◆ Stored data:

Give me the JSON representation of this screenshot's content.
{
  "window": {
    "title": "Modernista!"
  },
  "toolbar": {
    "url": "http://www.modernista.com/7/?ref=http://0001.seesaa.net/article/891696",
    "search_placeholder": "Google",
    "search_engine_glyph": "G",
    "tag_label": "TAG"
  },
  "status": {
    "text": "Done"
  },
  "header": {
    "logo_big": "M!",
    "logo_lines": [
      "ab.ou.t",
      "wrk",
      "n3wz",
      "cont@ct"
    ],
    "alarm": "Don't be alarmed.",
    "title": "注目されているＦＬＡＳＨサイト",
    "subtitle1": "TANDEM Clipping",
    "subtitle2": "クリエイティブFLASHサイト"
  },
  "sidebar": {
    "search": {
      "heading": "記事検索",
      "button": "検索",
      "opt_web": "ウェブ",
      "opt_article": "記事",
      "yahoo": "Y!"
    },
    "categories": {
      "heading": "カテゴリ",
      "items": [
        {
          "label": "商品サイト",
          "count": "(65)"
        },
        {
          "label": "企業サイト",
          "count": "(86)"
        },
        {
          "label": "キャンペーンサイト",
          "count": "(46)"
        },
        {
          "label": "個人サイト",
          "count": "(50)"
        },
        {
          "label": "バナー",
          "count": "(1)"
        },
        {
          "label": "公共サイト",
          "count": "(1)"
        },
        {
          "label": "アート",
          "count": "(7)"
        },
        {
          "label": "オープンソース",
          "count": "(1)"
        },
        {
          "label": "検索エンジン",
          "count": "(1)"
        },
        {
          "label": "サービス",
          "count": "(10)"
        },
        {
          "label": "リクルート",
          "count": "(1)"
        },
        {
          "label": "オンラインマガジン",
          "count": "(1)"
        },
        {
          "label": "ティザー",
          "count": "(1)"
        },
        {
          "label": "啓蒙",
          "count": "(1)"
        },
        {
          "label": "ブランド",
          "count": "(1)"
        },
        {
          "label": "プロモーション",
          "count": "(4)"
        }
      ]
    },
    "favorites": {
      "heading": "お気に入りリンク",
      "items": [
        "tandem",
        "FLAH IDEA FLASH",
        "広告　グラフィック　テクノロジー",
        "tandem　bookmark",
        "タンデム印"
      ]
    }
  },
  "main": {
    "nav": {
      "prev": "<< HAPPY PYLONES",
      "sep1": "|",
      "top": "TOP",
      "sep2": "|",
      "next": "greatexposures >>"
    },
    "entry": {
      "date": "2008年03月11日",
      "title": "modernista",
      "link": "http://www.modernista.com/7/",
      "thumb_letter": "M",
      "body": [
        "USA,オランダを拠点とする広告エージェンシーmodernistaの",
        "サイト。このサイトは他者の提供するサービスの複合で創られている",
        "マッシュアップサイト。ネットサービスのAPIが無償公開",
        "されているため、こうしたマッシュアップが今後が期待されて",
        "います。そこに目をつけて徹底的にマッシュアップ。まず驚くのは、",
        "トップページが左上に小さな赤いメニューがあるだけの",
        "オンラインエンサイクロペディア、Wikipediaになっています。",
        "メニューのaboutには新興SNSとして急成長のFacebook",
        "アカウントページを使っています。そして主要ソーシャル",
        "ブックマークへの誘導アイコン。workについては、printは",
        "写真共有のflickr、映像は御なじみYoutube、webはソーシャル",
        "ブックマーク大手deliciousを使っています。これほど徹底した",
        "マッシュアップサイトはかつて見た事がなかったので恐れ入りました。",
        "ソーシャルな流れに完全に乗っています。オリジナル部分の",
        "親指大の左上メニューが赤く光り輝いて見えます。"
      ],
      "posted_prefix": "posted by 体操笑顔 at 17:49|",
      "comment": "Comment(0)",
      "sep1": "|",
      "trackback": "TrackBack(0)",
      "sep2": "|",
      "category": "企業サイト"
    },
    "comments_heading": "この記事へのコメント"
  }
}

◆ Task objective: Repeat the data precisely, reproducing every entry.

◆ Answer to this exercise:
Give me the JSON representation of this screenshot's content.
{
  "window": {
    "title": "Modernista!"
  },
  "toolbar": {
    "url": "http://www.modernista.com/7/?ref=http://0001.seesaa.net/article/891696",
    "search_placeholder": "Google",
    "search_engine_glyph": "G",
    "tag_label": "TAG"
  },
  "status": {
    "text": "Done"
  },
  "header": {
    "logo_big": "M!",
    "logo_lines": [
      "ab.ou.t",
      "wrk",
      "n3wz",
      "cont@ct"
    ],
    "alarm": "Don't be alarmed.",
    "title": "注目されているＦＬＡＳＨサイト",
    "subtitle1": "TANDEM Clipping",
    "subtitle2": "クリエイティブFLASHサイト"
  },
  "sidebar": {
    "search": {
      "heading": "記事検索",
      "button": "検索",
      "opt_web": "ウェブ",
      "opt_article": "記事",
      "yahoo": "Y!"
    },
    "categories": {
      "heading": "カテゴリ",
      "items": [
        {
          "label": "商品サイト",
          "count": "(65)"
        },
        {
          "label": "企業サイト",
          "count": "(86)"
        },
        {
          "label": "キャンペーンサイト",
          "count": "(46)"
        },
        {
          "label": "個人サイト",
          "count": "(50)"
        },
        {
          "label": "バナー",
          "count": "(1)"
        },
        {
          "label": "公共サイト",
          "count": "(1)"
        },
        {
          "label": "アート",
          "count": "(7)"
        },
        {
          "label": "オープンソース",
          "count": "(1)"
        },
        {
          "label": "検索エンジン",
          "count": "(1)"
        },
        {
          "label": "サービス",
          "count": "(10)"
        },
        {
          "label": "リクルート",
          "count": "(1)"
        },
        {
          "label": "オンラインマガジン",
          "count": "(1)"
        },
        {
          "label": "ティザー",
          "count": "(1)"
        },
        {
          "label": "啓蒙",
          "count": "(1)"
        },
        {
          "label": "ブランド",
          "count": "(1)"
        },
        {
          "label": "プロモーション",
          "count": "(4)"
        }
      ]
    },
    "favorites": {
      "heading": "お気に入りリンク",
      "items": [
        "tandem",
        "FLAH IDEA FLASH",
        "広告　グラフィック　テクノロジー",
        "tandem　bookmark",
        "タンデム印"
      ]
    }
  },
  "main": {
    "nav": {
      "prev": "<< HAPPY PYLONES",
      "sep1": "|",
      "top": "TOP",
      "sep2": "|",
      "next": "greatexposures >>"
    },
    "entry": {
      "date": "2008年03月11日",
      "title": "modernista",
      "link": "http://www.modernista.com/7/",
      "thumb_letter": "M",
      "body": [
        "USA,オランダを拠点とする広告エージェンシーmodernistaの",
        "サイト。このサイトは他者の提供するサービスの複合で創られている",
        "マッシュアップサイト。ネットサービスのAPIが無償公開",
        "されているため、こうしたマッシュアップが今後が期待されて",
        "います。そこに目をつけて徹底的にマッシュアップ。まず驚くのは、",
        "トップページが左上に小さな赤いメニューがあるだけの",
        "オンラインエンサイクロペディア、Wikipediaになっています。",
        "メニューのaboutには新興SNSとして急成長のFacebook",
        "アカウントページを使っています。そして主要ソーシャル",
        "ブックマークへの誘導アイコン。workについては、printは",
        "写真共有のflickr、映像は御なじみYoutube、webはソーシャル",
        "ブックマーク大手deliciousを使っています。これほど徹底した",
        "マッシュアップサイトはかつて見た事がなかったので恐れ入りました。",
        "ソーシャルな流れに完全に乗っています。オリジナル部分の",
        "親指大の左上メニューが赤く光り輝いて見えます。"
      ],
      "posted_prefix": "posted by 体操笑顔 at 17:49|",
      "comment": "Comment(0)",
      "sep1": "|",
      "trackback": "TrackBack(0)",
      "sep2": "|",
      "category": "企業サイト"
    },
    "comments_heading": "この記事へのコメント"
  }
}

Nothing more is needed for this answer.